▶ **What is asked**:
Show each line from the listing that includes the word "Japan".

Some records
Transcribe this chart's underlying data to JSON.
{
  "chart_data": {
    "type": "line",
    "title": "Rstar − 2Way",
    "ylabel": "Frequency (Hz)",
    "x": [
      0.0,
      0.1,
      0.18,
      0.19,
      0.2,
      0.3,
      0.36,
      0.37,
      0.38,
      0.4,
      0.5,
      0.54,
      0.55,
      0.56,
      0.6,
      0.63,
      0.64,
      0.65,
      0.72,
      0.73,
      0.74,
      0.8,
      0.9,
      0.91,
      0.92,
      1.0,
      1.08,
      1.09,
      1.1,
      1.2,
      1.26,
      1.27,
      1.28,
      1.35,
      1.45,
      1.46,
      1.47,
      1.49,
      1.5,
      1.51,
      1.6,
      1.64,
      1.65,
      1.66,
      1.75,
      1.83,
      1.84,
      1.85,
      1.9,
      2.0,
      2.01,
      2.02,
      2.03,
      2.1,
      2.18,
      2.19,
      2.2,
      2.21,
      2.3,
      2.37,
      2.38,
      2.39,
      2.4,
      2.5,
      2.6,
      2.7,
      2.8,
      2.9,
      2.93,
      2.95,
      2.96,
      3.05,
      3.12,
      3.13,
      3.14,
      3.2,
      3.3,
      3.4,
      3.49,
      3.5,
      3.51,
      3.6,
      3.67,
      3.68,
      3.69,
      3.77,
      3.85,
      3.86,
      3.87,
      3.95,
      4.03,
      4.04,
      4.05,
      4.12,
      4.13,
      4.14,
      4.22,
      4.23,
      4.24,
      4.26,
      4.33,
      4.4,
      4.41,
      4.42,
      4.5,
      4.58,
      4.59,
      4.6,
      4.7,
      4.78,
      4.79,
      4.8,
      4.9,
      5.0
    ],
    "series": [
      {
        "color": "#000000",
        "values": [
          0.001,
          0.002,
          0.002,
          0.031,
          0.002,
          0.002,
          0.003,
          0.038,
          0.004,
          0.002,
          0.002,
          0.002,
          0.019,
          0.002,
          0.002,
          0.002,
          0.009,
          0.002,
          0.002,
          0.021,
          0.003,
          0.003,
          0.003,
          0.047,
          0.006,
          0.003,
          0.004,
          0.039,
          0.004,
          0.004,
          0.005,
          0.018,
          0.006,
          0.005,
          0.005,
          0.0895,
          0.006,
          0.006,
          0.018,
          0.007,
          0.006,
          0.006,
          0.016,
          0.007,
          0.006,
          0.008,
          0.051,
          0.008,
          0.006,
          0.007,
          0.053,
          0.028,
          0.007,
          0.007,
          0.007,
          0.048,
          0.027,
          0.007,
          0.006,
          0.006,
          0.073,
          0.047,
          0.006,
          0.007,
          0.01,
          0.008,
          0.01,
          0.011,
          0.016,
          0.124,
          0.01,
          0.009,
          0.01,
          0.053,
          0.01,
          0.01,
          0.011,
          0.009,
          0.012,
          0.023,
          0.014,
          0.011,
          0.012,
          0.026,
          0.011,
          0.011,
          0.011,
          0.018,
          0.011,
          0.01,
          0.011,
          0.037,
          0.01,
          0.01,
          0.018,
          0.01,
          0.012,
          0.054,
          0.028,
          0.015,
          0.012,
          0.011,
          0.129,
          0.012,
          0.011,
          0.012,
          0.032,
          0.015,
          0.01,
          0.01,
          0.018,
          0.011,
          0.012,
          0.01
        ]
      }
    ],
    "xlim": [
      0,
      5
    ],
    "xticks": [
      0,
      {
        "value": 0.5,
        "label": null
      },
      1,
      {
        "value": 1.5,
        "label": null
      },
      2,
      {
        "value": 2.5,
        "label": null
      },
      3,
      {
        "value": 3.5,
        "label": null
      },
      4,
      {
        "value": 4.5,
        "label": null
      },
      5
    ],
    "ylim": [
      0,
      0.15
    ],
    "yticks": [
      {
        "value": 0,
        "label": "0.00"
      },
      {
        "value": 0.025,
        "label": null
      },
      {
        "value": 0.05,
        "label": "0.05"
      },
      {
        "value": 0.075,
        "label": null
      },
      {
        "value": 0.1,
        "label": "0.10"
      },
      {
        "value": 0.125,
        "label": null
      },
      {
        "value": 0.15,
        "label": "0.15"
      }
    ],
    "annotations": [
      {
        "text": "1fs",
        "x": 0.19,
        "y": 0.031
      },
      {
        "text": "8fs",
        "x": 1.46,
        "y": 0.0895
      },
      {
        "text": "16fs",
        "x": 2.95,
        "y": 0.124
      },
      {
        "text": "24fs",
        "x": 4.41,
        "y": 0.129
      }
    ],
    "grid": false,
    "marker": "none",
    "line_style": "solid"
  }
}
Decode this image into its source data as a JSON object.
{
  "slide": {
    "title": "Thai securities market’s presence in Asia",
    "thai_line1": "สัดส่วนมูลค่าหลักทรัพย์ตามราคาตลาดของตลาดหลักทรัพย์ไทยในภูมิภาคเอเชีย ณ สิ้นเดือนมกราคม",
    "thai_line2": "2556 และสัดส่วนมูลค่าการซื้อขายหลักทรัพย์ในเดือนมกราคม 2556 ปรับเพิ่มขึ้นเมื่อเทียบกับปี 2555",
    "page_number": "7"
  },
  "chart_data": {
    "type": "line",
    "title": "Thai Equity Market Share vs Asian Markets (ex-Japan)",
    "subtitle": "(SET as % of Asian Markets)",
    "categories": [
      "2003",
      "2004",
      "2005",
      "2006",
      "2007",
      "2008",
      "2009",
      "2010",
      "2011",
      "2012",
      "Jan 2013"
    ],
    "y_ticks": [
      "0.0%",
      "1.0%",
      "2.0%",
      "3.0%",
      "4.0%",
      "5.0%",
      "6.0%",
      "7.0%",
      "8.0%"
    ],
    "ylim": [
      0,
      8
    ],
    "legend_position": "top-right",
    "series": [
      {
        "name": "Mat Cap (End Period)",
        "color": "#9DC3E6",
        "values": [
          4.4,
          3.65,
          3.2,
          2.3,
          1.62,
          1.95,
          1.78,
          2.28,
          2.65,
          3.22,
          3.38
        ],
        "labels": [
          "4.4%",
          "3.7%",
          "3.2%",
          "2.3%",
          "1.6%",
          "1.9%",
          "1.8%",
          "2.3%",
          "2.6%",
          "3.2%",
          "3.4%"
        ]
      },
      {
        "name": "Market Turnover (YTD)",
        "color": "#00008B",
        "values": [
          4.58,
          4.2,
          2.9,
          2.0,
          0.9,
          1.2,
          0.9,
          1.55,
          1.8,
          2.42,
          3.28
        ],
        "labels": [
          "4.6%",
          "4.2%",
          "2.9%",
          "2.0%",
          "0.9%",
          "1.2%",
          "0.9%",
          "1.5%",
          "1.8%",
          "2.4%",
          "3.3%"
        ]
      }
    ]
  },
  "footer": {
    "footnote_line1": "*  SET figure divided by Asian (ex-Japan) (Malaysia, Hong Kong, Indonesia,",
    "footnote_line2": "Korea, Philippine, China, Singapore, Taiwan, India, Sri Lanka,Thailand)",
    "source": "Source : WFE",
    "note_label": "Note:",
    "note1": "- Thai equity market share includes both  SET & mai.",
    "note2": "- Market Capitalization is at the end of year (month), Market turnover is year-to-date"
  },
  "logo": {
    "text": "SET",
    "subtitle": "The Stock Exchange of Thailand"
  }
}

▶ **Exercise output**:
    "title": "Thai Equity Market Share vs Asian Markets (ex-Japan)",
    "footnote_line1": "*  SET figure divided by Asian (ex-Japan) (Malaysia, Hong Kong, Indonesia,",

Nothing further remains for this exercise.